Extract all of the data and reproduce it precisely.

Extracted data entries:
.....
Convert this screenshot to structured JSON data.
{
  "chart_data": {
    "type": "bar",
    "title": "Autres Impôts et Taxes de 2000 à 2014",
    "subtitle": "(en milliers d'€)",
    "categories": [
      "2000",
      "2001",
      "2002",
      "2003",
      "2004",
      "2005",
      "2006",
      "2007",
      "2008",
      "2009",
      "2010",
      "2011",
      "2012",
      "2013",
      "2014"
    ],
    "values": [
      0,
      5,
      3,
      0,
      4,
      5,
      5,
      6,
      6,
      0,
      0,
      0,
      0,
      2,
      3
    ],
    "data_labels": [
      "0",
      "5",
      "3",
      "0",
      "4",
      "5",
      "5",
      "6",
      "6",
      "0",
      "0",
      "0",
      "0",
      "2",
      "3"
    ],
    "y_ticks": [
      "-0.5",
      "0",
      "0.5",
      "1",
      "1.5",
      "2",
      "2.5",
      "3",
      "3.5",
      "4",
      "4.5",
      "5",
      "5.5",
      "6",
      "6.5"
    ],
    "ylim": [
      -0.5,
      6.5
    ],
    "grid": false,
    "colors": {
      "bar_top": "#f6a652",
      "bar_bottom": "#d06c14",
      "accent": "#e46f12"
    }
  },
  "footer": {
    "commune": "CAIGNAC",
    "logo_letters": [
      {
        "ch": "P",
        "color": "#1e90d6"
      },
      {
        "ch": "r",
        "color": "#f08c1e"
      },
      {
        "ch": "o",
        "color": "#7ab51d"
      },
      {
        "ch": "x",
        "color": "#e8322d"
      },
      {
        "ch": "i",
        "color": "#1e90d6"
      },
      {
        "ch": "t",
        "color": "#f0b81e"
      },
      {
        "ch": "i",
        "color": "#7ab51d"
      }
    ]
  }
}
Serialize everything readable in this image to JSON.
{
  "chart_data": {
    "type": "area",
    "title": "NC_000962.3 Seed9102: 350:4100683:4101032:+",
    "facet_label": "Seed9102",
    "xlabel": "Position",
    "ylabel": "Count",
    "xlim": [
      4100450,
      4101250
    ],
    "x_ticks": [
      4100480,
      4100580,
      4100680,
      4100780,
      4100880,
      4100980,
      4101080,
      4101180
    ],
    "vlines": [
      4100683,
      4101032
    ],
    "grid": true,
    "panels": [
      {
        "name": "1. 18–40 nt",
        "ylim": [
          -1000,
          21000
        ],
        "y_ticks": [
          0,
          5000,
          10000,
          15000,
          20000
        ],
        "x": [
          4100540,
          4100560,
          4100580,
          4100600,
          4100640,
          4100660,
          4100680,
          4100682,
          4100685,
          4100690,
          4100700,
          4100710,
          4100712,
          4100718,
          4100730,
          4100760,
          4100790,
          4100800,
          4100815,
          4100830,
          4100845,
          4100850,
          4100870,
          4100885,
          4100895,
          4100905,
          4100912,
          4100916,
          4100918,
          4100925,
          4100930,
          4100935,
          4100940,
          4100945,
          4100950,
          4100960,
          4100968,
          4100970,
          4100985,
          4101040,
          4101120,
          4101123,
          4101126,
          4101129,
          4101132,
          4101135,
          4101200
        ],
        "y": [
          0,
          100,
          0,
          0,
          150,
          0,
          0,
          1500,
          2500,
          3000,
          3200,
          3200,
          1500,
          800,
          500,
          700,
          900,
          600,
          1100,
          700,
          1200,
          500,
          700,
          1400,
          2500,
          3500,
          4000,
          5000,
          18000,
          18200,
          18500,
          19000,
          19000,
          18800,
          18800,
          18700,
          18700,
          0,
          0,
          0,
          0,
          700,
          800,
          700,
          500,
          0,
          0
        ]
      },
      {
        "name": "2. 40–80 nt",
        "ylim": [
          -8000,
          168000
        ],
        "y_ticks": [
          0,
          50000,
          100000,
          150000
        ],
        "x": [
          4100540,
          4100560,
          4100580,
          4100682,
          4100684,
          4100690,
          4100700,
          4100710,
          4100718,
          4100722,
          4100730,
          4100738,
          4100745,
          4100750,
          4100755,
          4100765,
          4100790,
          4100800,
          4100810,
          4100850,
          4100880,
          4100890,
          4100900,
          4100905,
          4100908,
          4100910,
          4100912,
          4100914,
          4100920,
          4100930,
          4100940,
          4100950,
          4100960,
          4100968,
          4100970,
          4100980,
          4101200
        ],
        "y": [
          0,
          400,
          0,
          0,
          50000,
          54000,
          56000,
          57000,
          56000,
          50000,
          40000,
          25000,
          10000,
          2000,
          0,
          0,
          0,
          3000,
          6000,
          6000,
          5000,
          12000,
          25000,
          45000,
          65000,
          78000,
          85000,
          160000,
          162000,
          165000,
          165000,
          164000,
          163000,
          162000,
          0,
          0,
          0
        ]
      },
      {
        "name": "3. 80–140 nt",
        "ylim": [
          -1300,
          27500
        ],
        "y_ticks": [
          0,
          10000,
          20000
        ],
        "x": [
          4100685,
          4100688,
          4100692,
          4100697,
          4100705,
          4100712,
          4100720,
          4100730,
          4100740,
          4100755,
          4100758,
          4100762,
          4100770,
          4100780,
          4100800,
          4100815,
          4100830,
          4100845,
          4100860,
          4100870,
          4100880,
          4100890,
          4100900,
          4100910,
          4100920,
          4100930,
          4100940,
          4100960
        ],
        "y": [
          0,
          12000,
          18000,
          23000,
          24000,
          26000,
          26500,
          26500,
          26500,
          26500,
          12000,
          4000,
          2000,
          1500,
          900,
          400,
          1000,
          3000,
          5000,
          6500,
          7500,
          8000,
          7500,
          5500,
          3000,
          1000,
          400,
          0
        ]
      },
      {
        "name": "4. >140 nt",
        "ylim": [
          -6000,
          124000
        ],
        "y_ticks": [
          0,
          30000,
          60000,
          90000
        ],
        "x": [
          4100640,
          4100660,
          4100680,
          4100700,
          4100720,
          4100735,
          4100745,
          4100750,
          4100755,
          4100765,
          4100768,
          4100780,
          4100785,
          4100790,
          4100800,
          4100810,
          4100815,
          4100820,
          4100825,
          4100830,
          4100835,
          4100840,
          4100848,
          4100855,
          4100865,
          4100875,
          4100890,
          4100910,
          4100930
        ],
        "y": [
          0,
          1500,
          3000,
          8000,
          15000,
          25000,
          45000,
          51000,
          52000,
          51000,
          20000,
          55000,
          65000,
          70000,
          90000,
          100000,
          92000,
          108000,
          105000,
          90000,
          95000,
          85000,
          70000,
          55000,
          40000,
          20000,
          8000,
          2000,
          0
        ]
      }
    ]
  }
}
.....
OUTPUT OF THE EXERCISE:
Convert this screenshot to structured JSON data.
{
  "chart_data": {
    "type": "bar",
    "title": "Autres Impôts et Taxes de 2000 à 2014",
    "subtitle": "(en milliers d'€)",
    "categories": [
      "2000",
      "2001",
      "2002",
      "2003",
      "2004",
      "2005",
      "2006",
      "2007",
      "2008",
      "2009",
      "2010",
      "2011",
      "2012",
      "2013",
      "2014"
    ],
    "values": [
      0,
      5,
      3,
      0,
      4,
      5,
      5,
      6,
      6,
      0,
      0,
      0,
      0,
      2,
      3
    ],
    "data_labels": [
      "0",
      "5",
      "3",
      "0",
      "4",
      "5",
      "5",
      "6",
      "6",
      "0",
      "0",
      "0",
      "0",
      "2",
      "3"
    ],
    "y_ticks": [
      "-0.5",
      "0",
      "0.5",
      "1",
      "1.5",
      "2",
      "2.5",
      "3",
      "3.5",
      "4",
      "4.5",
      "5",
      "5.5",
      "6",
      "6.5"
    ],
    "ylim": [
      -0.5,
      6.5
    ],
    "grid": false,
    "colors": {
      "bar_top": "#f6a652",
      "bar_bottom": "#d06c14",
      "accent": "#e46f12"
    }
  },
  "footer": {
    "commune": "CAIGNAC",
    "logo_letters": [
      {
        "ch": "P",
        "color": "#1e90d6"
      },
      {
        "ch": "r",
        "color": "#f08c1e"
      },
      {
        "ch": "o",
        "color": "#7ab51d"
      },
      {
        "ch": "x",
        "color": "#e8322d"
      },
      {
        "ch": "i",
        "color": "#1e90d6"
      },
      {
        "ch": "t",
        "color": "#f0b81e"
      },
      {
        "ch": "i",
        "color": "#7ab51d"
      }
    ]
  }
}
Serialize everything readable in this image to JSON.
{
  "chart_data": {
    "type": "area",
    "title": "NC_000962.3 Seed9102: 350:4100683:4101032:+",
    "facet_label": "Seed9102",
    "xlabel": "Position",
    "ylabel": "Count",
    "xlim": [
      4100450,
      4101250
    ],
    "x_ticks": [
      4100480,
      4100580,
      4100680,
      4100780,
      4100880,
      4100980,
      4101080,
      4101180
    ],
    "vlines": [
      4100683,
      4101032
    ],
    "grid": true,
    "panels": [
      {
        "name": "1. 18–40 nt",
        "ylim": [
          -1000,
          21000
        ],
        "y_ticks": [
          0,
          5000,
          10000,
          15000,
          20000
        ],
        "x": [
          4100540,
          4100560,
          4100580,
          4100600,
          4100640,
          4100660,
          4100680,
          4100682,
          4100685,
          4100690,
          4100700,
          4100710,
          4100712,
          4100718,
          4100730,
          4100760,
          4100790,
          4100800,
          4100815,
          4100830,
          4100845,
          4100850,
          4100870,
          4100885,
          4100895,
          4100905,
          4100912,
          4100916,
          4100918,
          4100925,
          4100930,
          4100935,
          4100940,
          4100945,
          4100950,
          4100960,
          4100968,
          4100970,
          4100985,
          4101040,
          4101120,
          4101123,
          4101126,
          4101129,
          4101132,
          4101135,
          4101200
        ],
        "y": [
          0,
          100,
          0,
          0,
          150,
          0,
          0,
          1500,
          2500,
          3000,
          3200,
          3200,
          1500,
          800,
          500,
          700,
          900,
          600,
          1100,
          700,
          1200,
          500,
          700,
          1400,
          2500,
          3500,
          4000,
          5000,
          18000,
          18200,
          18500,
          19000,
          19000,
          18800,
          18800,
          18700,
          18700,
          0,
          0,
          0,
          0,
          700,
          800,
          700,
          500,
          0,
          0
        ]
      },
      {
        "name": "2. 40–80 nt",
        "ylim": [
          -8000,
          168000
        ],
        "y_ticks": [
          0,
          50000,
          100000,
          150000
        ],
        "x": [
          4100540,
          4100560,
          4100580,
          4100682,
          4100684,
          4100690,
          4100700,
          4100710,
          4100718,
          4100722,
          4100730,
          4100738,
          4100745,
          4100750,
          4100755,
          4100765,
          4100790,
          4100800,
          4100810,
          4100850,
          4100880,
          4100890,
          4100900,
          4100905,
          4100908,
          4100910,
          4100912,
          4100914,
          4100920,
          4100930,
          4100940,
          4100950,
          4100960,
          4100968,
          4100970,
          4100980,
          4101200
        ],
        "y": [
          0,
          400,
          0,
          0,
          50000,
          54000,
          56000,
          57000,
          56000,
          50000,
          40000,
          25000,
          10000,
          2000,
          0,
          0,
          0,
          3000,
          6000,
          6000,
          5000,
          12000,
          25000,
          45000,
          65000,
          78000,
          85000,
          160000,
          162000,
          165000,
          165000,
          164000,
          163000,
          162000,
          0,
          0,
          0
        ]
      },
      {
        "name": "3. 80–140 nt",
        "ylim": [
          -1300,
          27500
        ],
        "y_ticks": [
          0,
          10000,
          20000
        ],
        "x": [
          4100685,
          4100688,
          4100692,
          4100697,
          4100705,
          4100712,
          4100720,
          4100730,
          4100740,
          4100755,
          4100758,
          4100762,
          4100770,
          4100780,
          4100800,
          4100815,
          4100830,
          4100845,
          4100860,
          4100870,
          4100880,
          4100890,
          4100900,
          4100910,
          4100920,
          4100930,
          4100940,
          4100960
        ],
        "y": [
          0,
          12000,
          18000,
          23000,
          24000,
          26000,
          26500,
          26500,
          26500,
          26500,
          12000,
          4000,
          2000,
          1500,
          900,
          400,
          1000,
          3000,
          5000,
          6500,
          7500,
          8000,
          7500,
          5500,
          3000,
          1000,
          400,
          0
        ]
      },
      {
        "name": "4. >140 nt",
        "ylim": [
          -6000,
          124000
        ],
        "y_ticks": [
          0,
          30000,
          60000,
          90000
        ],
        "x": [
          4100640,
          4100660,
          4100680,
          4100700,
          4100720,
          4100735,
          4100745,
          4100750,
          4100755,
          4100765,
          4100768,
          4100780,
          4100785,
          4100790,
          4100800,
          4100810,
          4100815,
          4100820,
          4100825,
          4100830,
          4100835,
          4100840,
          4100848,
          4100855,
          4100865,
          4100875,
          4100890,
          4100910,
          4100930
        ],
        "y": [
          0,
          1500,
          3000,
          8000,
          15000,
          25000,
          45000,
          51000,
          52000,
          51000,
          20000,
          55000,
          65000,
          70000,
          90000,
          100000,
          92000,
          108000,
          105000,
          90000,
          95000,
          85000,
          70000,
          55000,
          40000,
          20000,
          8000,
          2000,
          0
        ]
      }
    ]
  }
}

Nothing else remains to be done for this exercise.